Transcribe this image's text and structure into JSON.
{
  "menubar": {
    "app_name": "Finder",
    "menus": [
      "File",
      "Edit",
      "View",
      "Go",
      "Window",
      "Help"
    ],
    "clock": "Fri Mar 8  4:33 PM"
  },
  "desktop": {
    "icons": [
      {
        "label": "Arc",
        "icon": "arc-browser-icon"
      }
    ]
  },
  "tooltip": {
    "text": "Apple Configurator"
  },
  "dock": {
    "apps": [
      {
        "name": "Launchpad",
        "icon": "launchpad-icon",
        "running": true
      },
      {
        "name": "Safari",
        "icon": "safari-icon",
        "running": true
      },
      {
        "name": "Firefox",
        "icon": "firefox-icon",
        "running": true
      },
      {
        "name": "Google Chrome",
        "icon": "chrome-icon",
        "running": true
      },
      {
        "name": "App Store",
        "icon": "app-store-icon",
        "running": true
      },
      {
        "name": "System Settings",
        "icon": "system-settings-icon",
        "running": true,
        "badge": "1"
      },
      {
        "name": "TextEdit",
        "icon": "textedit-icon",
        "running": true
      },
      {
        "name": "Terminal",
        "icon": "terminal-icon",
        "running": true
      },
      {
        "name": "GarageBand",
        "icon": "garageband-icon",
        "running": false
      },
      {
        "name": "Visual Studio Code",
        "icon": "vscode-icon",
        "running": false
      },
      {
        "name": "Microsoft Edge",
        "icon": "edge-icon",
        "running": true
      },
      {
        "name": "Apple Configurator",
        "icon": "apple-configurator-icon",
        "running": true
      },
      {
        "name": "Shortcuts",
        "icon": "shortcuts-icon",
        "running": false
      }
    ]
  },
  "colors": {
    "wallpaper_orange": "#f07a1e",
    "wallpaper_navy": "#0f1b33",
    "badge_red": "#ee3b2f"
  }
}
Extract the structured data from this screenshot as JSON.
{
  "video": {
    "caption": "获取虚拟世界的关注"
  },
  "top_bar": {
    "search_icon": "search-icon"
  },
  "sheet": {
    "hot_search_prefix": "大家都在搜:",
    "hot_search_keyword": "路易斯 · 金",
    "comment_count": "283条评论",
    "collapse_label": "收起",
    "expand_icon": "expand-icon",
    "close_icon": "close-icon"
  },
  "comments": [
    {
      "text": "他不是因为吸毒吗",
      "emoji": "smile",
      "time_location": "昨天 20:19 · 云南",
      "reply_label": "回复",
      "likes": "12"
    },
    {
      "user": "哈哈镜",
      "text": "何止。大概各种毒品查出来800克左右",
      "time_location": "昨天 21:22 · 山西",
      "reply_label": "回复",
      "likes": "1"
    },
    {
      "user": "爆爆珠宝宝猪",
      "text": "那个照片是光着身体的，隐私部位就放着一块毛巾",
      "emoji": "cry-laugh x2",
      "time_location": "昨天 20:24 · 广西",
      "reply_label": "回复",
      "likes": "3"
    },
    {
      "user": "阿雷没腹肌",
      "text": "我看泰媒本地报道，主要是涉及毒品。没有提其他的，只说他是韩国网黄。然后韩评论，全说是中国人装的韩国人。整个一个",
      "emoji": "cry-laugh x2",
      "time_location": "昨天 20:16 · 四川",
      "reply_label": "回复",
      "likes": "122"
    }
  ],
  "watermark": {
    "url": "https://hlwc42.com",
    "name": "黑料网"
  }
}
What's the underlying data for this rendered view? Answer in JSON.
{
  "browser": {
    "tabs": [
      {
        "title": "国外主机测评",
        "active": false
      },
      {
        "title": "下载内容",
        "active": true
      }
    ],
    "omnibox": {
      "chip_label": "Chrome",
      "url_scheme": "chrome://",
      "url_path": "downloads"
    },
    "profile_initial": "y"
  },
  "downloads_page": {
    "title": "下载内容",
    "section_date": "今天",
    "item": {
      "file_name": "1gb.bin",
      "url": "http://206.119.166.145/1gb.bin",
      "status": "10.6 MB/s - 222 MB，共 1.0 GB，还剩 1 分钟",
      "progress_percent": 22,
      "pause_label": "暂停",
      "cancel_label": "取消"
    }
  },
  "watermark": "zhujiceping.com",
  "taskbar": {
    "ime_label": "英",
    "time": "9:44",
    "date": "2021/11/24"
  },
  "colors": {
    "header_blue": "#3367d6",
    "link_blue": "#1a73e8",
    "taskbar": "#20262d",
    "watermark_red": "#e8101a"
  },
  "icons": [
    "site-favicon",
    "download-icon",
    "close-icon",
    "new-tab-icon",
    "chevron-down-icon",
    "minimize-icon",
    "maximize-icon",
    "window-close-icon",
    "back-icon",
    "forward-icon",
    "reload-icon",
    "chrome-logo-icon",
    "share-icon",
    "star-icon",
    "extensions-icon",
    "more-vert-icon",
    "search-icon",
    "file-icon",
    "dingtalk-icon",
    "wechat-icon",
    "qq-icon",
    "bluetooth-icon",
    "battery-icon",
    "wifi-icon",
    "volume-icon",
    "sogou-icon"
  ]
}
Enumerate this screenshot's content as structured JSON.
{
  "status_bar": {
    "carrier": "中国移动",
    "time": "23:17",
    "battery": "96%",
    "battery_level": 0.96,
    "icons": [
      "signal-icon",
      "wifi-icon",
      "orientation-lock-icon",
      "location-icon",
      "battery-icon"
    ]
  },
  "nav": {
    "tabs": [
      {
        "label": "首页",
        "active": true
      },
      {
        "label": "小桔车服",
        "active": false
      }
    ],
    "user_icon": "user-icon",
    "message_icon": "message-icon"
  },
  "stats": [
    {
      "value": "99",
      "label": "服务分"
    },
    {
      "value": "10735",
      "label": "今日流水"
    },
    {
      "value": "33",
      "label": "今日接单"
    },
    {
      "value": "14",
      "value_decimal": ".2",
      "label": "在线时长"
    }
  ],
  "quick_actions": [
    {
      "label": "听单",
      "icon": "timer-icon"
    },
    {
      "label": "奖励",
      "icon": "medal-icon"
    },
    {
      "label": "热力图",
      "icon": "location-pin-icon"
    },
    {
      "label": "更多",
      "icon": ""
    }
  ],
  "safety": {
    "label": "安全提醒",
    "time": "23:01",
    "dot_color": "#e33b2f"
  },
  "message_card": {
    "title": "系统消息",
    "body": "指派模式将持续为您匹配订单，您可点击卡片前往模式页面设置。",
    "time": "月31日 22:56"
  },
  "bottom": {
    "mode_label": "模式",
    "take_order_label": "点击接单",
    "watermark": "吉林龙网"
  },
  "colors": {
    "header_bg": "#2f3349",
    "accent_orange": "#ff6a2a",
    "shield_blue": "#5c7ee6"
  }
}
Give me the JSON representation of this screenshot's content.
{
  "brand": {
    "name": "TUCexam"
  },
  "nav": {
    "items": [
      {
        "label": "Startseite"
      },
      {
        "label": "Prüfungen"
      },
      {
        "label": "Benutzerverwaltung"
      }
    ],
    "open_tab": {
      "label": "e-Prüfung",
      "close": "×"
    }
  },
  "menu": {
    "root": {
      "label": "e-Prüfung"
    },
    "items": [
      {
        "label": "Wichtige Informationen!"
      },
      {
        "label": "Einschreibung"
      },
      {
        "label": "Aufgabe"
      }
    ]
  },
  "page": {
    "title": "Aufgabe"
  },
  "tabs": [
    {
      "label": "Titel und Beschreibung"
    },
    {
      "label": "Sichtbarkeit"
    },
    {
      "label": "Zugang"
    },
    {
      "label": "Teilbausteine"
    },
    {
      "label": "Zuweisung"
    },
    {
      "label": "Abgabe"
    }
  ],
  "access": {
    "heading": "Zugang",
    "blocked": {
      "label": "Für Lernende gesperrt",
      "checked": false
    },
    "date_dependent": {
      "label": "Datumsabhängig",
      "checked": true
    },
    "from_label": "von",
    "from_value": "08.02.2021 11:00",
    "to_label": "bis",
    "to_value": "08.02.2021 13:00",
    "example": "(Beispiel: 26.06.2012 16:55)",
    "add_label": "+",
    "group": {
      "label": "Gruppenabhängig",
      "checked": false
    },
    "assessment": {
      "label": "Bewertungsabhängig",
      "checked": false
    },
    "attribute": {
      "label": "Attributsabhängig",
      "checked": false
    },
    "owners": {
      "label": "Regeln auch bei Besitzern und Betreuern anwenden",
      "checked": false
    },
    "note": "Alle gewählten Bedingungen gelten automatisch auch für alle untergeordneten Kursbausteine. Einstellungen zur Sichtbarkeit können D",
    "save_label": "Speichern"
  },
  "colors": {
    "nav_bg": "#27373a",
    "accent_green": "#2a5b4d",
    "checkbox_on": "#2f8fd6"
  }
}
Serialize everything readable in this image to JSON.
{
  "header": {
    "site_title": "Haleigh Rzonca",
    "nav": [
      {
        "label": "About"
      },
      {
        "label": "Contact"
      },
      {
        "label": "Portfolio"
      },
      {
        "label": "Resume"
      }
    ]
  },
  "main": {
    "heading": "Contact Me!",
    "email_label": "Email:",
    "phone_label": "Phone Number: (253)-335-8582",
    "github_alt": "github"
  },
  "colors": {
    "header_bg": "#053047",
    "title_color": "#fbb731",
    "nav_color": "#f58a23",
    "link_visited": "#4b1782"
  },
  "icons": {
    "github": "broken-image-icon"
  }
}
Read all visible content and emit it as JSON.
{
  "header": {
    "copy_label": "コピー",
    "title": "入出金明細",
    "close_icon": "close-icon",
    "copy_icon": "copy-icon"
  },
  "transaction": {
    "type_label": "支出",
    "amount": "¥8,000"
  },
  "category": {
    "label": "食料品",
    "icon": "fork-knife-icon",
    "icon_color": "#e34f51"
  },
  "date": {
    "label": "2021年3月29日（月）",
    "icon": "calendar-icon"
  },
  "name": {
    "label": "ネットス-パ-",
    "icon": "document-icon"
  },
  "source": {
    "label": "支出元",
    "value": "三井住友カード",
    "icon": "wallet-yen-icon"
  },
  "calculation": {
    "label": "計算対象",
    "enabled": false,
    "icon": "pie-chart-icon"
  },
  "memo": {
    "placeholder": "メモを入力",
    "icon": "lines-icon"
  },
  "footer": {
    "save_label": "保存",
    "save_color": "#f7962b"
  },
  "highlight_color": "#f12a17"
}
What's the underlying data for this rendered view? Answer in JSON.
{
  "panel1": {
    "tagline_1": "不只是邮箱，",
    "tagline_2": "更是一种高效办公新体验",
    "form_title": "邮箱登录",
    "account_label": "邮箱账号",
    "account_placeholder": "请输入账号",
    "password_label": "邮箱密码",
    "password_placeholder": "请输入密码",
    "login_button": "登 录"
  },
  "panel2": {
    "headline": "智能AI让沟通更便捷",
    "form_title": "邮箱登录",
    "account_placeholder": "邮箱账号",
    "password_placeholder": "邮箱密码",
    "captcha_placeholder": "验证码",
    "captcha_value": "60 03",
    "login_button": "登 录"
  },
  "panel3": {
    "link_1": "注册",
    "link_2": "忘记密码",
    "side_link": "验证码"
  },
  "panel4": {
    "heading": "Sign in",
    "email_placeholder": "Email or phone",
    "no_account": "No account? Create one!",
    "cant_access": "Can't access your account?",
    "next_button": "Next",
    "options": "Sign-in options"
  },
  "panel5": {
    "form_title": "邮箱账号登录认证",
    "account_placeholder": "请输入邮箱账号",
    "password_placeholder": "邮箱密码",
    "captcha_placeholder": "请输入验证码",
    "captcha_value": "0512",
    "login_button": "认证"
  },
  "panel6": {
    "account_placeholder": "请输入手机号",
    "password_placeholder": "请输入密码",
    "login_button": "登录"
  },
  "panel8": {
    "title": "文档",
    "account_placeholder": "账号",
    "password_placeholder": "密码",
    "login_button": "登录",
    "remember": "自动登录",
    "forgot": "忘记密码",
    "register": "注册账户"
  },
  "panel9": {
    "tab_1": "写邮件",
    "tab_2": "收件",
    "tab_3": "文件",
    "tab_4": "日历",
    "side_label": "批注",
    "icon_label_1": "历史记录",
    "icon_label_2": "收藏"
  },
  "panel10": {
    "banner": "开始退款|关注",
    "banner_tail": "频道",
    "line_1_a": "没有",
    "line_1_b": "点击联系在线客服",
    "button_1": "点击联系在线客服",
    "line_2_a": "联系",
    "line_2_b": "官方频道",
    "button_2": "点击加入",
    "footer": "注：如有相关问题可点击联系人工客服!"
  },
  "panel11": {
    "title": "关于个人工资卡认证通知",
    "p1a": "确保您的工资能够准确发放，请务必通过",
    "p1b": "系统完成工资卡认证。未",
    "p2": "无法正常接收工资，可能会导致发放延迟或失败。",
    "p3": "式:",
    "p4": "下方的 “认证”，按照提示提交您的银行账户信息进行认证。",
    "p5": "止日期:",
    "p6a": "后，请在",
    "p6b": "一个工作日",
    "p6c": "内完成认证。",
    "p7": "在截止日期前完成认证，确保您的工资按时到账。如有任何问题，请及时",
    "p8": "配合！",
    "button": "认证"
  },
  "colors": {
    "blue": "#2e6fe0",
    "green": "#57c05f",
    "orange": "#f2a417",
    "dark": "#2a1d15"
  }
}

- **WRITTEN PROBLEM**: Show all lines from the listing above in which "Email" appears.

- **WRITTEN ANSWER**:
    "email_label": "Email:",
    "email_placeholder": "Email or phone",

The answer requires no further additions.